* _Problem description_
Print all entries word for word.

* _Available data_

....

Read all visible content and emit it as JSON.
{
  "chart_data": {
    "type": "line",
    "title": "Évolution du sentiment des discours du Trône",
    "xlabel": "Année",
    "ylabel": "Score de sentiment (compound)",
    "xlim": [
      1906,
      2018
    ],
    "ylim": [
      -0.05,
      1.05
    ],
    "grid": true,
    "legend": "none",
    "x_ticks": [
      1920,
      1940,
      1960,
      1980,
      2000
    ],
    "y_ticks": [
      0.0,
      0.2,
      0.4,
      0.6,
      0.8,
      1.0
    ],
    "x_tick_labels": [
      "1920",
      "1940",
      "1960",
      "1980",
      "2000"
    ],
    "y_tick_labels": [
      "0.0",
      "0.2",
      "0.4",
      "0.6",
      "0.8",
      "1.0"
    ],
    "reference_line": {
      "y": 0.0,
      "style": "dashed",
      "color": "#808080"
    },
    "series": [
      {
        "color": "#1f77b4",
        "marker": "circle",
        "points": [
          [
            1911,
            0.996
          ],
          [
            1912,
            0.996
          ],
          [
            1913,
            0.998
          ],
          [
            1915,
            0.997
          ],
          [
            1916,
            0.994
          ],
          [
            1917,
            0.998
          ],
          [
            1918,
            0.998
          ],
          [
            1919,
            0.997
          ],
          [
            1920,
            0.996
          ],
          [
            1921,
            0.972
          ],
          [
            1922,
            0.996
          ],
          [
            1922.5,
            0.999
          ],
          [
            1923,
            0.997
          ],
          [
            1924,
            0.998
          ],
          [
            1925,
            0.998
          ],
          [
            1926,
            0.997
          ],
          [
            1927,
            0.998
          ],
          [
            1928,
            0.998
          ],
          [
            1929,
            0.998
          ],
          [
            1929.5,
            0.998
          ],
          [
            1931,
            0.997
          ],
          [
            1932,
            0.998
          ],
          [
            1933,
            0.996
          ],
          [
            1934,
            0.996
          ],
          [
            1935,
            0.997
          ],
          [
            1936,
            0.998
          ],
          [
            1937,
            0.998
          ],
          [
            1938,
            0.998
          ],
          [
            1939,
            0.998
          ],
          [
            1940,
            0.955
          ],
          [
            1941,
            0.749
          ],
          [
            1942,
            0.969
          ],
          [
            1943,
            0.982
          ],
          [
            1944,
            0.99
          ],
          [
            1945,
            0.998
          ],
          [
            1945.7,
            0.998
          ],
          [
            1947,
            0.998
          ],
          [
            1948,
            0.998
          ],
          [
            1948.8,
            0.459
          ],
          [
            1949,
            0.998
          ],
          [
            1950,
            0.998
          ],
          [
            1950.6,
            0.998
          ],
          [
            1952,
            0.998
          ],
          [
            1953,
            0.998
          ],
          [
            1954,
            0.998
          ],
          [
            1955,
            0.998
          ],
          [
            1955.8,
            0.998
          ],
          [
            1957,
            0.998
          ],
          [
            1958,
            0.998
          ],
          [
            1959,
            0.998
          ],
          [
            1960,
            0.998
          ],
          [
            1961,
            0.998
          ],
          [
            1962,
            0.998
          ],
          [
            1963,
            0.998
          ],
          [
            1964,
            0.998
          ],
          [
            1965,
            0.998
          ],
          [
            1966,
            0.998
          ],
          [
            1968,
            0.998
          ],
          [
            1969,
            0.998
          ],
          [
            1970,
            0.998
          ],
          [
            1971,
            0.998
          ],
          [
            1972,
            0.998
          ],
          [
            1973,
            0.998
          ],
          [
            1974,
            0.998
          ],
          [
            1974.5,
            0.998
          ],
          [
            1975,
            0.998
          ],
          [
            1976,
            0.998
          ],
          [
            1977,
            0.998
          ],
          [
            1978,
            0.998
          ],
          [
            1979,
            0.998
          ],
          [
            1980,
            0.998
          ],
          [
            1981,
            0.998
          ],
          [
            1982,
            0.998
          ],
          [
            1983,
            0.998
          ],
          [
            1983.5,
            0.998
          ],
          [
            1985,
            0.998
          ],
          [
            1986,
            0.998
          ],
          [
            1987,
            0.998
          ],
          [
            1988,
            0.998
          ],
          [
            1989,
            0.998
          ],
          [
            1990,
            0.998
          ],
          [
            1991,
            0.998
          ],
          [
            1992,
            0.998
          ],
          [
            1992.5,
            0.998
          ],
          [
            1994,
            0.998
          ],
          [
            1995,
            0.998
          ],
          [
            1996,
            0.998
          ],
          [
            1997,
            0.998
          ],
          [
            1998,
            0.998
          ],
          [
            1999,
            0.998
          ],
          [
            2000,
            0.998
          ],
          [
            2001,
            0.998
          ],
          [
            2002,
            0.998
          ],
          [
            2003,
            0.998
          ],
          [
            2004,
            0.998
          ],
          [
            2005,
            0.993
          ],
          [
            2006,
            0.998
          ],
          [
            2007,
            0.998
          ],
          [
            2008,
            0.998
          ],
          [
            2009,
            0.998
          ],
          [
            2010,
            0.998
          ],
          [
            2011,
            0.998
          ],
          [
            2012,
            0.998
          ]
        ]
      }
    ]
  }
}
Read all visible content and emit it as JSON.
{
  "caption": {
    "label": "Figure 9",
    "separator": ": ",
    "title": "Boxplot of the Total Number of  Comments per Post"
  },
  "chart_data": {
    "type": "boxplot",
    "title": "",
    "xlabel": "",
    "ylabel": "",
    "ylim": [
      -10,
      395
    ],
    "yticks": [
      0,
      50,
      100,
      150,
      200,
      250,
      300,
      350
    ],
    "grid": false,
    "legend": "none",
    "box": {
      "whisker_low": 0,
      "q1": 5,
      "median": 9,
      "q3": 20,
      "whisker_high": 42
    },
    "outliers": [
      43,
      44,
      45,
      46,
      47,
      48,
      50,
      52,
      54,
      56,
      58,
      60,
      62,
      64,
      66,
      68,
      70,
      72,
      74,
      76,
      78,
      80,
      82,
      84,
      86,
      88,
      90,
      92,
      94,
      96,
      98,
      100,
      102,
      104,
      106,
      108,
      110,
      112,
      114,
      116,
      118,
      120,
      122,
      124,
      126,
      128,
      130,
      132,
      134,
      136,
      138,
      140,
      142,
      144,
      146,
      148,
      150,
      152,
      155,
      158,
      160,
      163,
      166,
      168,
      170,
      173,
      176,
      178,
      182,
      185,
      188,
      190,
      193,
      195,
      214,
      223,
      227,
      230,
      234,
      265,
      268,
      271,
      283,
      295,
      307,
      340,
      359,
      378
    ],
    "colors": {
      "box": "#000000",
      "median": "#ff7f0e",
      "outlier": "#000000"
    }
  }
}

....

* _Output of the exercise_
Read all visible content and emit it as JSON.
{
  "chart_data": {
    "type": "line",
    "title": "Évolution du sentiment des discours du Trône",
    "xlabel": "Année",
    "ylabel": "Score de sentiment (compound)",
    "xlim": [
      1906,
      2018
    ],
    "ylim": [
      -0.05,
      1.05
    ],
    "grid": true,
    "legend": "none",
    "x_ticks": [
      1920,
      1940,
      1960,
      1980,
      2000
    ],
    "y_ticks": [
      0.0,
      0.2,
      0.4,
      0.6,
      0.8,
      1.0
    ],
    "x_tick_labels": [
      "1920",
      "1940",
      "1960",
      "1980",
      "2000"
    ],
    "y_tick_labels": [
      "0.0",
      "0.2",
      "0.4",
      "0.6",
      "0.8",
      "1.0"
    ],
    "reference_line": {
      "y": 0.0,
      "style": "dashed",
      "color": "#808080"
    },
    "series": [
      {
        "color": "#1f77b4",
        "marker": "circle",
        "points": [
          [
            1911,
            0.996
          ],
          [
            1912,
            0.996
          ],
          [
            1913,
            0.998
          ],
          [
            1915,
            0.997
          ],
          [
            1916,
            0.994
          ],
          [
            1917,
            0.998
          ],
          [
            1918,
            0.998
          ],
          [
            1919,
            0.997
          ],
          [
            1920,
            0.996
          ],
          [
            1921,
            0.972
          ],
          [
            1922,
            0.996
          ],
          [
            1922.5,
            0.999
          ],
          [
            1923,
            0.997
          ],
          [
            1924,
            0.998
          ],
          [
            1925,
            0.998
          ],
          [
            1926,
            0.997
          ],
          [
            1927,
            0.998
          ],
          [
            1928,
            0.998
          ],
          [
            1929,
            0.998
          ],
          [
            1929.5,
            0.998
          ],
          [
            1931,
            0.997
          ],
          [
            1932,
            0.998
          ],
          [
            1933,
            0.996
          ],
          [
            1934,
            0.996
          ],
          [
            1935,
            0.997
          ],
          [
            1936,
            0.998
          ],
          [
            1937,
            0.998
          ],
          [
            1938,
            0.998
          ],
          [
            1939,
            0.998
          ],
          [
            1940,
            0.955
          ],
          [
            1941,
            0.749
          ],
          [
            1942,
            0.969
          ],
          [
            1943,
            0.982
          ],
          [
            1944,
            0.99
          ],
          [
            1945,
            0.998
          ],
          [
            1945.7,
            0.998
          ],
          [
            1947,
            0.998
          ],
          [
            1948,
            0.998
          ],
          [
            1948.8,
            0.459
          ],
          [
            1949,
            0.998
          ],
          [
            1950,
            0.998
          ],
          [
            1950.6,
            0.998
          ],
          [
            1952,
            0.998
          ],
          [
            1953,
            0.998
          ],
          [
            1954,
            0.998
          ],
          [
            1955,
            0.998
          ],
          [
            1955.8,
            0.998
          ],
          [
            1957,
            0.998
          ],
          [
            1958,
            0.998
          ],
          [
            1959,
            0.998
          ],
          [
            1960,
            0.998
          ],
          [
            1961,
            0.998
          ],
          [
            1962,
            0.998
          ],
          [
            1963,
            0.998
          ],
          [
            1964,
            0.998
          ],
          [
            1965,
            0.998
          ],
          [
            1966,
            0.998
          ],
          [
            1968,
            0.998
          ],
          [
            1969,
            0.998
          ],
          [
            1970,
            0.998
          ],
          [
            1971,
            0.998
          ],
          [
            1972,
            0.998
          ],
          [
            1973,
            0.998
          ],
          [
            1974,
            0.998
          ],
          [
            1974.5,
            0.998
          ],
          [
            1975,
            0.998
          ],
          [
            1976,
            0.998
          ],
          [
            1977,
            0.998
          ],
          [
            1978,
            0.998
          ],
          [
            1979,
            0.998
          ],
          [
            1980,
            0.998
          ],
          [
            1981,
            0.998
          ],
          [
            1982,
            0.998
          ],
          [
            1983,
            0.998
          ],
          [
            1983.5,
            0.998
          ],
          [
            1985,
            0.998
          ],
          [
            1986,
            0.998
          ],
          [
            1987,
            0.998
          ],
          [
            1988,
            0.998
          ],
          [
            1989,
            0.998
          ],
          [
            1990,
            0.998
          ],
          [
            1991,
            0.998
          ],
          [
            1992,
            0.998
          ],
          [
            1992.5,
            0.998
          ],
          [
            1994,
            0.998
          ],
          [
            1995,
            0.998
          ],
          [
            1996,
            0.998
          ],
          [
            1997,
            0.998
          ],
          [
            1998,
            0.998
          ],
          [
            1999,
            0.998
          ],
          [
            2000,
            0.998
          ],
          [
            2001,
            0.998
          ],
          [
            2002,
            0.998
          ],
          [
            2003,
            0.998
          ],
          [
            2004,
            0.998
          ],
          [
            2005,
            0.993
          ],
          [
            2006,
            0.998
          ],
          [
            2007,
            0.998
          ],
          [
            2008,
            0.998
          ],
          [
            2009,
            0.998
          ],
          [
            2010,
            0.998
          ],
          [
            2011,
            0.998
          ],
          [
            2012,
            0.998
          ]
        ]
      }
    ]
  }
}
Read all visible content and emit it as JSON.
{
  "caption": {
    "label": "Figure 9",
    "separator": ": ",
    "title": "Boxplot of the Total Number of  Comments per Post"
  },
  "chart_data": {
    "type": "boxplot",
    "title": "",
    "xlabel": "",
    "ylabel": "",
    "ylim": [
      -10,
      395
    ],
    "yticks": [
      0,
      50,
      100,
      150,
      200,
      250,
      300,
      350
    ],
    "grid": false,
    "legend": "none",
    "box": {
      "whisker_low": 0,
      "q1": 5,
      "median": 9,
      "q3": 20,
      "whisker_high": 42
    },
    "outliers": [
      43,
      44,
      45,
      46,
      47,
      48,
      50,
      52,
      54,
      56,
      58,
      60,
      62,
      64,
      66,
      68,
      70,
      72,
      74,
      76,
      78,
      80,
      82,
      84,
      86,
      88,
      90,
      92,
      94,
      96,
      98,
      100,
      102,
      104,
      106,
      108,
      110,
      112,
      114,
      116,
      118,
      120,
      122,
      124,
      126,
      128,
      130,
      132,
      134,
      136,
      138,
      140,
      142,
      144,
      146,
      148,
      150,
      152,
      155,
      158,
      160,
      163,
      166,
      168,
      170,
      173,
      176,
      178,
      182,
      185,
      188,
      190,
      193,
      195,
      214,
      223,
      227,
      230,
      234,
      265,
      268,
      271,
      283,
      295,
      307,
      340,
      359,
      378
    ],
    "colors": {
      "box": "#000000",
      "median": "#ff7f0e",
      "outlier": "#000000"
    }
  }
}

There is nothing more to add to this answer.